Material provided
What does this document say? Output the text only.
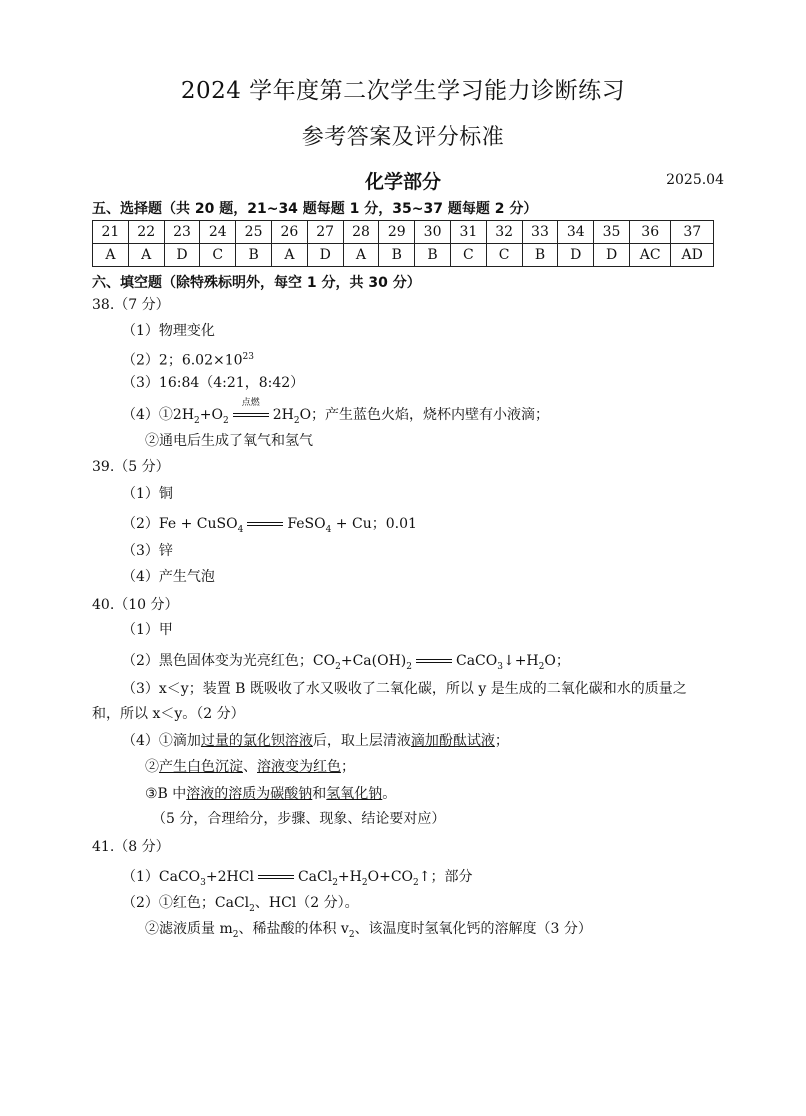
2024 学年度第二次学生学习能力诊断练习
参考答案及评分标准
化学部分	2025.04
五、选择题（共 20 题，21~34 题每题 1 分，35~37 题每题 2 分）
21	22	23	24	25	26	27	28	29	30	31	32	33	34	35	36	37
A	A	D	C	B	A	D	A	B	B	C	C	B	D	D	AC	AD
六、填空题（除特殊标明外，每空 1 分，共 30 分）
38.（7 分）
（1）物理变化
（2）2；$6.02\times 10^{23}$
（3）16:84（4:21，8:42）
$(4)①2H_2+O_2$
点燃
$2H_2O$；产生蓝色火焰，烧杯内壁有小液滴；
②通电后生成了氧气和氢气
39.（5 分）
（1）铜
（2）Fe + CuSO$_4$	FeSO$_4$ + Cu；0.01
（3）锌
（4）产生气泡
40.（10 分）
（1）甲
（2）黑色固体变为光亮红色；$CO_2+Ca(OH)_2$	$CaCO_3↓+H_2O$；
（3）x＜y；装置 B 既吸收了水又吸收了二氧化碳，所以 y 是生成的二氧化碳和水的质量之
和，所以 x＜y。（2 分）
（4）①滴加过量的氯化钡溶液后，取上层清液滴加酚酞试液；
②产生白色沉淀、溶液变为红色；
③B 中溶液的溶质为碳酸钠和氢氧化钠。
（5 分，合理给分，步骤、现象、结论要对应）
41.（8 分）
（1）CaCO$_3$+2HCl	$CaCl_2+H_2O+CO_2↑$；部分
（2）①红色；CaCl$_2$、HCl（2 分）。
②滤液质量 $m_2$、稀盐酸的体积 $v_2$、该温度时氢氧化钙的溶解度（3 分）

...

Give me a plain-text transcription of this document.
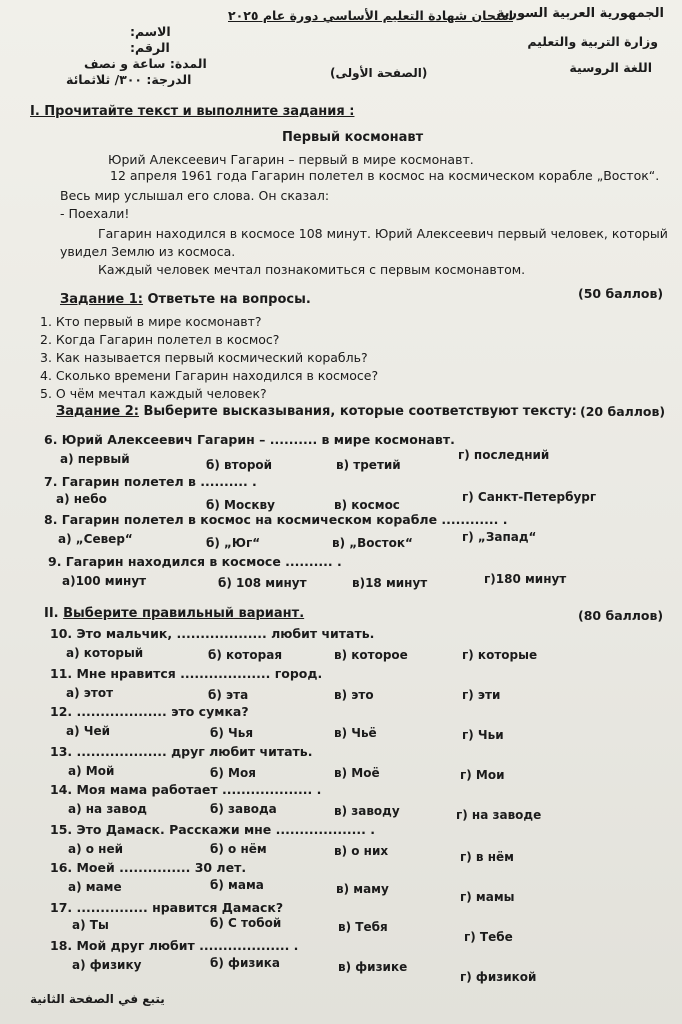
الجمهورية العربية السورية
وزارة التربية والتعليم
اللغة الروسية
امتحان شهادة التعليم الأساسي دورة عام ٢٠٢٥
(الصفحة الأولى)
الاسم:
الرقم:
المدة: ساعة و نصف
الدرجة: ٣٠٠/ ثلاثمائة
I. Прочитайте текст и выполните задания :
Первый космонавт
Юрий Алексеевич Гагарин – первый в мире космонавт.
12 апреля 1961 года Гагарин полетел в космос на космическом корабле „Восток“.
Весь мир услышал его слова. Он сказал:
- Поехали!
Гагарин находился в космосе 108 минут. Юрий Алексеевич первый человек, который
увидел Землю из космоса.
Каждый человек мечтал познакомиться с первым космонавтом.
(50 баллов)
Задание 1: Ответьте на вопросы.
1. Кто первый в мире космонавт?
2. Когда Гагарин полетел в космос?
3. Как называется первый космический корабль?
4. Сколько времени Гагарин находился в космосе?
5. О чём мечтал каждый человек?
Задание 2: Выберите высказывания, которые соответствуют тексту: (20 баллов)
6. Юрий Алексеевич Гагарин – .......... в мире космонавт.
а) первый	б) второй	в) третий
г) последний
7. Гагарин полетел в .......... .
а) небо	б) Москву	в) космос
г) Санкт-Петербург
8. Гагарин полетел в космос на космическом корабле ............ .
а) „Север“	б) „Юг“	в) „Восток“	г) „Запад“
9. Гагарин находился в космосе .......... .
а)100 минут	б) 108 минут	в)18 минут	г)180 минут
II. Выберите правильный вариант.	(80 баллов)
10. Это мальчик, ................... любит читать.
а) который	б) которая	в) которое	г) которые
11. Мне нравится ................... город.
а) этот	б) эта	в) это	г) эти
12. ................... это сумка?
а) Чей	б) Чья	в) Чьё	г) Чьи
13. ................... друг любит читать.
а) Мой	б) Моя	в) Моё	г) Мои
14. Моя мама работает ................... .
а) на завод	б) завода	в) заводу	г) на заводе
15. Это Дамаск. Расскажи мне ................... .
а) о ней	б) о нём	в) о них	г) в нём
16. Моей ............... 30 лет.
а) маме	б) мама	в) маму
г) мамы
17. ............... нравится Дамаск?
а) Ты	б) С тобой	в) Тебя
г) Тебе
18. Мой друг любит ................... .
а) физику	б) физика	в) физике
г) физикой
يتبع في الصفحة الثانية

--

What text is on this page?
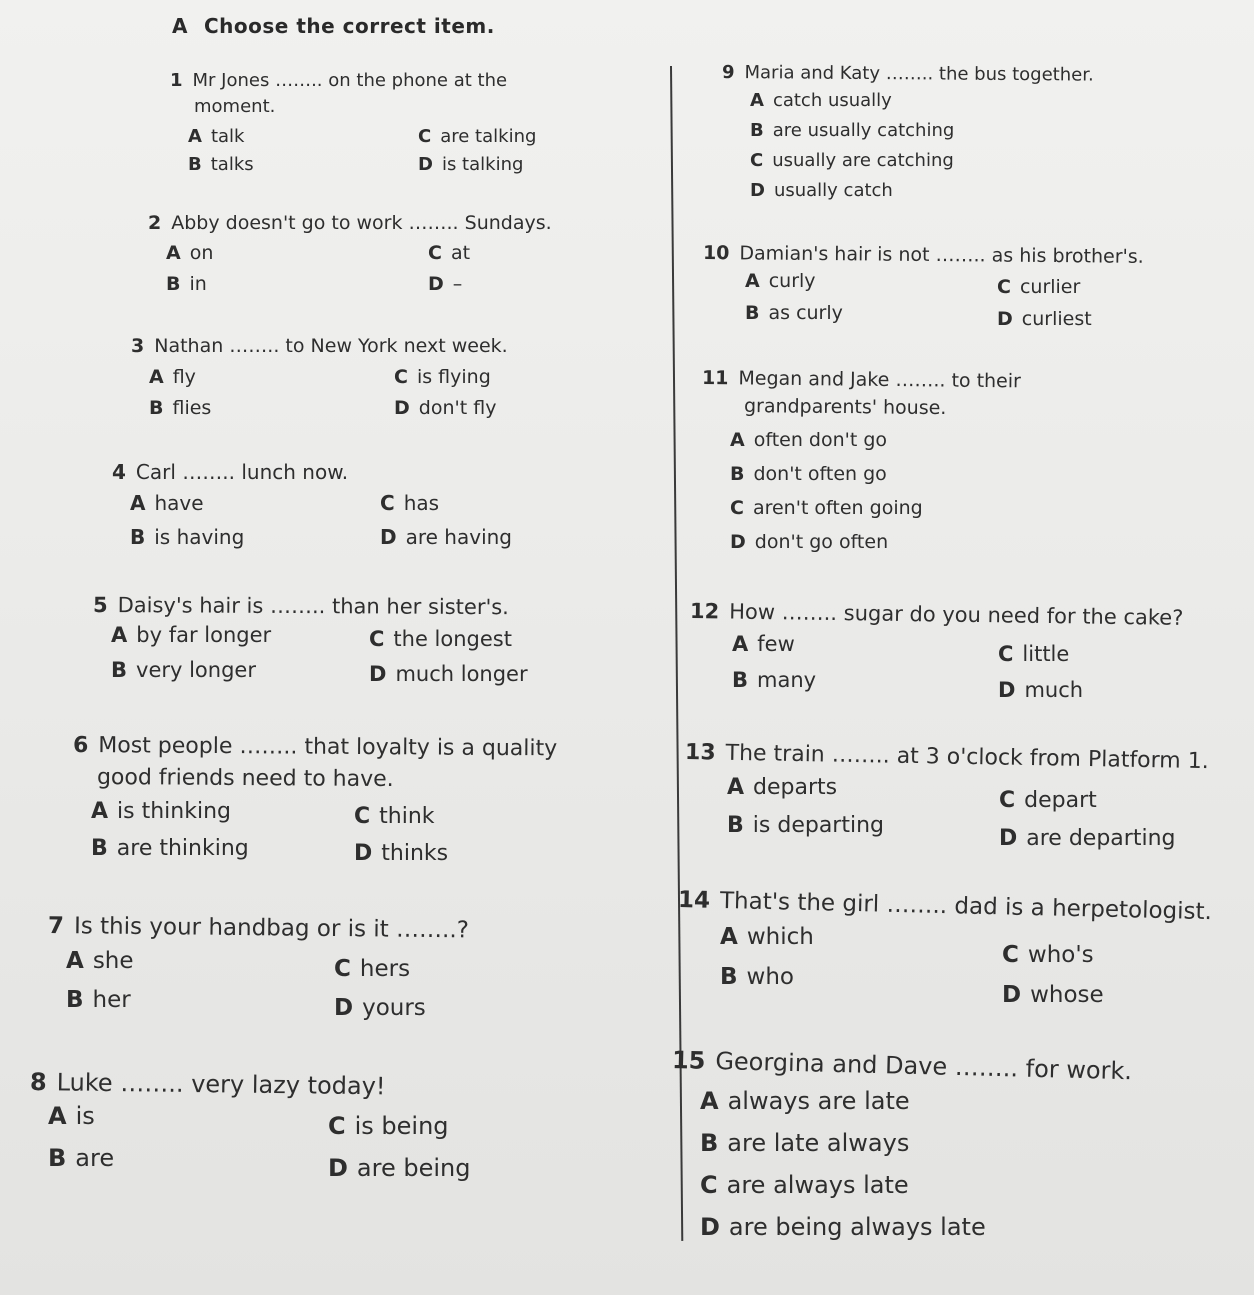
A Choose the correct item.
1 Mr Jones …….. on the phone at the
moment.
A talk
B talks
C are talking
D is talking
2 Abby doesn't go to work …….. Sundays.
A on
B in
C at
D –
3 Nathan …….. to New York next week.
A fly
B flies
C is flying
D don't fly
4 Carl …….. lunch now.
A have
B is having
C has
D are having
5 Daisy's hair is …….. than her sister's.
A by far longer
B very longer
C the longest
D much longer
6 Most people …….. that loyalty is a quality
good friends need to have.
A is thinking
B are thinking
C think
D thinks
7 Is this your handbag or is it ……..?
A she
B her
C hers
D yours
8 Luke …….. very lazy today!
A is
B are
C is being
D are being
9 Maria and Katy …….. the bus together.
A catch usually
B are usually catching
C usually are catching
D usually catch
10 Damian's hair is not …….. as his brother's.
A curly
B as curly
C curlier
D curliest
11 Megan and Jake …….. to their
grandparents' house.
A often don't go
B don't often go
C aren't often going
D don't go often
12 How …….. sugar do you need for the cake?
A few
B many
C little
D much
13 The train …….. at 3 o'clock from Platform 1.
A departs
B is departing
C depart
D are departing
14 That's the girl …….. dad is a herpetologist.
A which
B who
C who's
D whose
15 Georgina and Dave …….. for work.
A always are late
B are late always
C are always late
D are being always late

Task requirements
Report each line of the material above where the word "الصفحة" appears.

The completed task
(الصفحة الأولى)
يتبع في الصفحة الثانية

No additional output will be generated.